((
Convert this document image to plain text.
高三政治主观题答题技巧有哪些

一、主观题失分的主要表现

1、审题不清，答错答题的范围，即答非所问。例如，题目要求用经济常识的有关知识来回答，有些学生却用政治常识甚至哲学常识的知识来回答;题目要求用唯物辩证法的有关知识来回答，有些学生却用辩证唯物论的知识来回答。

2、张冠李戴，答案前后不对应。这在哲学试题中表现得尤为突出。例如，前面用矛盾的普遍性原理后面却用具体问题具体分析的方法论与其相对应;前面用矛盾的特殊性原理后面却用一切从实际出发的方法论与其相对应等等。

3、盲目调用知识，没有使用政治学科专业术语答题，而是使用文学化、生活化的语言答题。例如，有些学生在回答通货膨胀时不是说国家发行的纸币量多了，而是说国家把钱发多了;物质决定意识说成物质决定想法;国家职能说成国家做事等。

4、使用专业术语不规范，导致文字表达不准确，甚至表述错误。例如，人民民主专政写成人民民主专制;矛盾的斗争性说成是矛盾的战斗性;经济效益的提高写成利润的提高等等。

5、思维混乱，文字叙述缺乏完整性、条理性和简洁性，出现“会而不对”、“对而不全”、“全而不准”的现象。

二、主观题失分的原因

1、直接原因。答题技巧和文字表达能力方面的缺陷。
))
Output all of the material, please, exactly as it stands.

(RESULT OF THIS TASK):
Convert this document image to plain text.
高三政治主观题答题技巧有哪些

一、主观题失分的主要表现

1、审题不清，答错答题的范围，即答非所问。例如，题目要求用经济常识的有关知识来回答，有些学生却用政治常识甚至哲学常识的知识来回答;题目要求用唯物辩证法的有关知识来回答，有些学生却用辩证唯物论的知识来回答。

2、张冠李戴，答案前后不对应。这在哲学试题中表现得尤为突出。例如，前面用矛盾的普遍性原理后面却用具体问题具体分析的方法论与其相对应;前面用矛盾的特殊性原理后面却用一切从实际出发的方法论与其相对应等等。

3、盲目调用知识，没有使用政治学科专业术语答题，而是使用文学化、生活化的语言答题。例如，有些学生在回答通货膨胀时不是说国家发行的纸币量多了，而是说国家把钱发多了;物质决定意识说成物质决定想法;国家职能说成国家做事等。

4、使用专业术语不规范，导致文字表达不准确，甚至表述错误。例如，人民民主专政写成人民民主专制;矛盾的斗争性说成是矛盾的战斗性;经济效益的提高写成利润的提高等等。

5、思维混乱，文字叙述缺乏完整性、条理性和简洁性，出现“会而不对”、“对而不全”、“全而不准”的现象。

二、主观题失分的原因

1、直接原因。答题技巧和文字表达能力方面的缺陷。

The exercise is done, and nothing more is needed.